Extracted records
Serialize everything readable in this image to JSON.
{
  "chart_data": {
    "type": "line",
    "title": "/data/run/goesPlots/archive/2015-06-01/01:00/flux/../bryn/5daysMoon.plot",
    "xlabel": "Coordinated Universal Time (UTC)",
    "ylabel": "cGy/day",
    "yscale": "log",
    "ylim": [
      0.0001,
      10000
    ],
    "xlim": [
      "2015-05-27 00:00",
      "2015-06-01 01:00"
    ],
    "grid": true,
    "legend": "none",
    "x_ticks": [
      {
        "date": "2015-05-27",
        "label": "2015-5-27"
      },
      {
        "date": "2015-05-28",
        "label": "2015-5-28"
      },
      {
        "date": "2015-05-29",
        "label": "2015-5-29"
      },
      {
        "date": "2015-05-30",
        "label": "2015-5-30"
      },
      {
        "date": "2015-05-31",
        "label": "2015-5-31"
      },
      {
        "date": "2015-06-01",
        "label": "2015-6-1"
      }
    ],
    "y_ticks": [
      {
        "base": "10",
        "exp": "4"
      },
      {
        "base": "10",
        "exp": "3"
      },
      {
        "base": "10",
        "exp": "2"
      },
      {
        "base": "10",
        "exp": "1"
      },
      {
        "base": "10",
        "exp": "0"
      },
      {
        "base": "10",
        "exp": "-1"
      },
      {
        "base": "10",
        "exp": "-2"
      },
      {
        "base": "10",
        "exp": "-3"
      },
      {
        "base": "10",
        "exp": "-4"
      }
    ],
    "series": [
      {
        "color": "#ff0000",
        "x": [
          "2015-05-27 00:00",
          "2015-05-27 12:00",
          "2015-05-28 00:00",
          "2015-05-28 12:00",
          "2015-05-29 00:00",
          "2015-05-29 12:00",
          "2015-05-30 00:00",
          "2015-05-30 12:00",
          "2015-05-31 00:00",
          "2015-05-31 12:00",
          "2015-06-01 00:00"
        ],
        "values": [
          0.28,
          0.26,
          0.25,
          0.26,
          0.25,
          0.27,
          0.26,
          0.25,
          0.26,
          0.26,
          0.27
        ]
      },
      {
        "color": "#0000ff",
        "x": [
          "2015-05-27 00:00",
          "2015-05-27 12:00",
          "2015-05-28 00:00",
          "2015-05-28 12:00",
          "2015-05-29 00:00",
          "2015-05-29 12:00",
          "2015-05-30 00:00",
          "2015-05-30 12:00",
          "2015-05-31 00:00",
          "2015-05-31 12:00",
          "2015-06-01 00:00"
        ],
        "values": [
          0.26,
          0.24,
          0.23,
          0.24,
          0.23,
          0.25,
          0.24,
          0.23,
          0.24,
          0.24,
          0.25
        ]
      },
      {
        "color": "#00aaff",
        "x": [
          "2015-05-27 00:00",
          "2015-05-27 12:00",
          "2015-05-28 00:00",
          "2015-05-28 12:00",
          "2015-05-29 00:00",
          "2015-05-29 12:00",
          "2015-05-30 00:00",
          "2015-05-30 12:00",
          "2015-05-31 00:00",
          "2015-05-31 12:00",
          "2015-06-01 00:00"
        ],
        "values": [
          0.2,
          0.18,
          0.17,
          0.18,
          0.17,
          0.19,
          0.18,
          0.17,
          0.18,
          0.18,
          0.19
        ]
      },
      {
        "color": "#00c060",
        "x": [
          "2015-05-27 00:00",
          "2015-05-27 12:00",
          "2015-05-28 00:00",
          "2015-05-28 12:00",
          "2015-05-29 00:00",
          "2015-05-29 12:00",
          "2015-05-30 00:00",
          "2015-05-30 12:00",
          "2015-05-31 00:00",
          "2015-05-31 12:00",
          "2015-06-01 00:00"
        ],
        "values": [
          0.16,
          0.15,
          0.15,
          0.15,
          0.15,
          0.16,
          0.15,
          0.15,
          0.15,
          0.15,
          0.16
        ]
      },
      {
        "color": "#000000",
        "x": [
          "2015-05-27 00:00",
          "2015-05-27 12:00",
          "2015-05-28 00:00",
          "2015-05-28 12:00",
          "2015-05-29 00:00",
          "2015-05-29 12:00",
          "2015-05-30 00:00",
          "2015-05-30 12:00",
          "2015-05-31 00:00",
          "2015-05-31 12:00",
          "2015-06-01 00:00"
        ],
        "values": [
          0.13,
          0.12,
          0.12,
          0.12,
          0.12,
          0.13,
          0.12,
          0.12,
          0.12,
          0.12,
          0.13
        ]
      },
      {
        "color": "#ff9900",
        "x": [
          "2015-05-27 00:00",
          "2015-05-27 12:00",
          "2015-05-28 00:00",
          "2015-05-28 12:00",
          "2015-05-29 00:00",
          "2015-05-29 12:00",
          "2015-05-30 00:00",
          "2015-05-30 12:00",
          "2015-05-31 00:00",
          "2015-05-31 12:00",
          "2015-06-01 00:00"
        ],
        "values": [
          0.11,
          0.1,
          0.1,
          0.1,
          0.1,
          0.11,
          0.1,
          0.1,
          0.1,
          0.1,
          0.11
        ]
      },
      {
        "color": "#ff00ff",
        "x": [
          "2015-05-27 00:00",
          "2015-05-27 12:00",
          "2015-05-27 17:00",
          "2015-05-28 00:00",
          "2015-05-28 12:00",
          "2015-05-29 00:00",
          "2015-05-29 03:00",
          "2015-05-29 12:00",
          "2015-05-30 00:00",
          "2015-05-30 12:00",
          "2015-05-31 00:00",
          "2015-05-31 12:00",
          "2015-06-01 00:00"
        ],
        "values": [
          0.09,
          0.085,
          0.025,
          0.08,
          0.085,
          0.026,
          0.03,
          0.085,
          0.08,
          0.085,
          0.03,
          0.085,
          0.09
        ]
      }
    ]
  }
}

[Instruction]: Type out the material again exactly as presented.

[Answer to this problem]:
Serialize everything readable in this image to JSON.
{
  "chart_data": {
    "type": "line",
    "title": "/data/run/goesPlots/archive/2015-06-01/01:00/flux/../bryn/5daysMoon.plot",
    "xlabel": "Coordinated Universal Time (UTC)",
    "ylabel": "cGy/day",
    "yscale": "log",
    "ylim": [
      0.0001,
      10000
    ],
    "xlim": [
      "2015-05-27 00:00",
      "2015-06-01 01:00"
    ],
    "grid": true,
    "legend": "none",
    "x_ticks": [
      {
        "date": "2015-05-27",
        "label": "2015-5-27"
      },
      {
        "date": "2015-05-28",
        "label": "2015-5-28"
      },
      {
        "date": "2015-05-29",
        "label": "2015-5-29"
      },
      {
        "date": "2015-05-30",
        "label": "2015-5-30"
      },
      {
        "date": "2015-05-31",
        "label": "2015-5-31"
      },
      {
        "date": "2015-06-01",
        "label": "2015-6-1"
      }
    ],
    "y_ticks": [
      {
        "base": "10",
        "exp": "4"
      },
      {
        "base": "10",
        "exp": "3"
      },
      {
        "base": "10",
        "exp": "2"
      },
      {
        "base": "10",
        "exp": "1"
      },
      {
        "base": "10",
        "exp": "0"
      },
      {
        "base": "10",
        "exp": "-1"
      },
      {
        "base": "10",
        "exp": "-2"
      },
      {
        "base": "10",
        "exp": "-3"
      },
      {
        "base": "10",
        "exp": "-4"
      }
    ],
    "series": [
      {
        "color": "#ff0000",
        "x": [
          "2015-05-27 00:00",
          "2015-05-27 12:00",
          "2015-05-28 00:00",
          "2015-05-28 12:00",
          "2015-05-29 00:00",
          "2015-05-29 12:00",
          "2015-05-30 00:00",
          "2015-05-30 12:00",
          "2015-05-31 00:00",
          "2015-05-31 12:00",
          "2015-06-01 00:00"
        ],
        "values": [
          0.28,
          0.26,
          0.25,
          0.26,
          0.25,
          0.27,
          0.26,
          0.25,
          0.26,
          0.26,
          0.27
        ]
      },
      {
        "color": "#0000ff",
        "x": [
          "2015-05-27 00:00",
          "2015-05-27 12:00",
          "2015-05-28 00:00",
          "2015-05-28 12:00",
          "2015-05-29 00:00",
          "2015-05-29 12:00",
          "2015-05-30 00:00",
          "2015-05-30 12:00",
          "2015-05-31 00:00",
          "2015-05-31 12:00",
          "2015-06-01 00:00"
        ],
        "values": [
          0.26,
          0.24,
          0.23,
          0.24,
          0.23,
          0.25,
          0.24,
          0.23,
          0.24,
          0.24,
          0.25
        ]
      },
      {
        "color": "#00aaff",
        "x": [
          "2015-05-27 00:00",
          "2015-05-27 12:00",
          "2015-05-28 00:00",
          "2015-05-28 12:00",
          "2015-05-29 00:00",
          "2015-05-29 12:00",
          "2015-05-30 00:00",
          "2015-05-30 12:00",
          "2015-05-31 00:00",
          "2015-05-31 12:00",
          "2015-06-01 00:00"
        ],
        "values": [
          0.2,
          0.18,
          0.17,
          0.18,
          0.17,
          0.19,
          0.18,
          0.17,
          0.18,
          0.18,
          0.19
        ]
      },
      {
        "color": "#00c060",
        "x": [
          "2015-05-27 00:00",
          "2015-05-27 12:00",
          "2015-05-28 00:00",
          "2015-05-28 12:00",
          "2015-05-29 00:00",
          "2015-05-29 12:00",
          "2015-05-30 00:00",
          "2015-05-30 12:00",
          "2015-05-31 00:00",
          "2015-05-31 12:00",
          "2015-06-01 00:00"
        ],
        "values": [
          0.16,
          0.15,
          0.15,
          0.15,
          0.15,
          0.16,
          0.15,
          0.15,
          0.15,
          0.15,
          0.16
        ]
      },
      {
        "color": "#000000",
        "x": [
          "2015-05-27 00:00",
          "2015-05-27 12:00",
          "2015-05-28 00:00",
          "2015-05-28 12:00",
          "2015-05-29 00:00",
          "2015-05-29 12:00",
          "2015-05-30 00:00",
          "2015-05-30 12:00",
          "2015-05-31 00:00",
          "2015-05-31 12:00",
          "2015-06-01 00:00"
        ],
        "values": [
          0.13,
          0.12,
          0.12,
          0.12,
          0.12,
          0.13,
          0.12,
          0.12,
          0.12,
          0.12,
          0.13
        ]
      },
      {
        "color": "#ff9900",
        "x": [
          "2015-05-27 00:00",
          "2015-05-27 12:00",
          "2015-05-28 00:00",
          "2015-05-28 12:00",
          "2015-05-29 00:00",
          "2015-05-29 12:00",
          "2015-05-30 00:00",
          "2015-05-30 12:00",
          "2015-05-31 00:00",
          "2015-05-31 12:00",
          "2015-06-01 00:00"
        ],
        "values": [
          0.11,
          0.1,
          0.1,
          0.1,
          0.1,
          0.11,
          0.1,
          0.1,
          0.1,
          0.1,
          0.11
        ]
      },
      {
        "color": "#ff00ff",
        "x": [
          "2015-05-27 00:00",
          "2015-05-27 12:00",
          "2015-05-27 17:00",
          "2015-05-28 00:00",
          "2015-05-28 12:00",
          "2015-05-29 00:00",
          "2015-05-29 03:00",
          "2015-05-29 12:00",
          "2015-05-30 00:00",
          "2015-05-30 12:00",
          "2015-05-31 00:00",
          "2015-05-31 12:00",
          "2015-06-01 00:00"
        ],
        "values": [
          0.09,
          0.085,
          0.025,
          0.08,
          0.085,
          0.026,
          0.03,
          0.085,
          0.08,
          0.085,
          0.03,
          0.085,
          0.09
        ]
      }
    ]
  }
}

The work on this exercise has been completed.